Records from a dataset

..............................

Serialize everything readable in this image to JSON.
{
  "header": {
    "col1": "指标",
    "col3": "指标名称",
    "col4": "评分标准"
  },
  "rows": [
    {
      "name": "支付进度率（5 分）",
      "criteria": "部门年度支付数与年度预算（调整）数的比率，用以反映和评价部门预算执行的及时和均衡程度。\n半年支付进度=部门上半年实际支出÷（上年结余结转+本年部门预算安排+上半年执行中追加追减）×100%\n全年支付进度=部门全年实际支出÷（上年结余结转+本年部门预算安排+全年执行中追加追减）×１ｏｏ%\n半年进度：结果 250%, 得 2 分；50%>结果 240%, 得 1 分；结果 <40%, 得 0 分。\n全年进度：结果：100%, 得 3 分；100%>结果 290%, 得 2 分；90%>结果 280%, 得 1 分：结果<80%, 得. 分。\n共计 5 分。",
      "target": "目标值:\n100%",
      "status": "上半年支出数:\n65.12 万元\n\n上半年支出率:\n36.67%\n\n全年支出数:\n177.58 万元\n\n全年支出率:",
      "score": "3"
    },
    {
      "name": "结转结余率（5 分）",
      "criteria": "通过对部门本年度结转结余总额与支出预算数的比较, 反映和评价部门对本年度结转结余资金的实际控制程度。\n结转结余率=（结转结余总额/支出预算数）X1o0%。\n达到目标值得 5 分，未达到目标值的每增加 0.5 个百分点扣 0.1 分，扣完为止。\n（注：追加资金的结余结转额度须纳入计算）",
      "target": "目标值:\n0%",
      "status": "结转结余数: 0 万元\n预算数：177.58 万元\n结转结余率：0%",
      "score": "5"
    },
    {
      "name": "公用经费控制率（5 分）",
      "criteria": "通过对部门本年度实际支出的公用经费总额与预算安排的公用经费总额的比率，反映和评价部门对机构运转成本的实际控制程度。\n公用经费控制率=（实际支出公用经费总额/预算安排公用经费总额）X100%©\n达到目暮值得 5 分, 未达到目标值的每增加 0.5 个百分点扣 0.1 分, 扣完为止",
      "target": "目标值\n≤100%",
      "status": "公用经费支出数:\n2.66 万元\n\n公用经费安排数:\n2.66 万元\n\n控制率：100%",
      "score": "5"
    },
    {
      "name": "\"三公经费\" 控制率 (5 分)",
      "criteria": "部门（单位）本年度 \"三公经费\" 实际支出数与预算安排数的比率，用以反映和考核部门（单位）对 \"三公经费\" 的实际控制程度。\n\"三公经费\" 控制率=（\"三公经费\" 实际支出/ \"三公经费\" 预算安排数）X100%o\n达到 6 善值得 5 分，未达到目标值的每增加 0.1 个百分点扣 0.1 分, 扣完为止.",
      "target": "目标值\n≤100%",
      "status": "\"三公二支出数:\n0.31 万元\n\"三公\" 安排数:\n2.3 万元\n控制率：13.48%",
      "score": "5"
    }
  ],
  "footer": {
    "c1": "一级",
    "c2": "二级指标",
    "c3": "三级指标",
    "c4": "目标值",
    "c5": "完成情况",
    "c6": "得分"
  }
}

..............................

▶ Your goal: Copy out the material word for word and line for line.

▶ Response to this task:
Serialize everything readable in this image to JSON.
{
  "header": {
    "col1": "指标",
    "col3": "指标名称",
    "col4": "评分标准"
  },
  "rows": [
    {
      "name": "支付进度率（5 分）",
      "criteria": "部门年度支付数与年度预算（调整）数的比率，用以反映和评价部门预算执行的及时和均衡程度。\n半年支付进度=部门上半年实际支出÷（上年结余结转+本年部门预算安排+上半年执行中追加追减）×100%\n全年支付进度=部门全年实际支出÷（上年结余结转+本年部门预算安排+全年执行中追加追减）×１ｏｏ%\n半年进度：结果 250%, 得 2 分；50%>结果 240%, 得 1 分；结果 <40%, 得 0 分。\n全年进度：结果：100%, 得 3 分；100%>结果 290%, 得 2 分；90%>结果 280%, 得 1 分：结果<80%, 得. 分。\n共计 5 分。",
      "target": "目标值:\n100%",
      "status": "上半年支出数:\n65.12 万元\n\n上半年支出率:\n36.67%\n\n全年支出数:\n177.58 万元\n\n全年支出率:",
      "score": "3"
    },
    {
      "name": "结转结余率（5 分）",
      "criteria": "通过对部门本年度结转结余总额与支出预算数的比较, 反映和评价部门对本年度结转结余资金的实际控制程度。\n结转结余率=（结转结余总额/支出预算数）X1o0%。\n达到目标值得 5 分，未达到目标值的每增加 0.5 个百分点扣 0.1 分，扣完为止。\n（注：追加资金的结余结转额度须纳入计算）",
      "target": "目标值:\n0%",
      "status": "结转结余数: 0 万元\n预算数：177.58 万元\n结转结余率：0%",
      "score": "5"
    },
    {
      "name": "公用经费控制率（5 分）",
      "criteria": "通过对部门本年度实际支出的公用经费总额与预算安排的公用经费总额的比率，反映和评价部门对机构运转成本的实际控制程度。\n公用经费控制率=（实际支出公用经费总额/预算安排公用经费总额）X100%©\n达到目暮值得 5 分, 未达到目标值的每增加 0.5 个百分点扣 0.1 分, 扣完为止",
      "target": "目标值\n≤100%",
      "status": "公用经费支出数:\n2.66 万元\n\n公用经费安排数:\n2.66 万元\n\n控制率：100%",
      "score": "5"
    },
    {
      "name": "\"三公经费\" 控制率 (5 分)",
      "criteria": "部门（单位）本年度 \"三公经费\" 实际支出数与预算安排数的比率，用以反映和考核部门（单位）对 \"三公经费\" 的实际控制程度。\n\"三公经费\" 控制率=（\"三公经费\" 实际支出/ \"三公经费\" 预算安排数）X100%o\n达到 6 善值得 5 分，未达到目标值的每增加 0.1 个百分点扣 0.1 分, 扣完为止.",
      "target": "目标值\n≤100%",
      "status": "\"三公二支出数:\n0.31 万元\n\"三公\" 安排数:\n2.3 万元\n控制率：13.48%",
      "score": "5"
    }
  ],
  "footer": {
    "c1": "一级",
    "c2": "二级指标",
    "c3": "三级指标",
    "c4": "目标值",
    "c5": "完成情况",
    "c6": "得分"
  }
}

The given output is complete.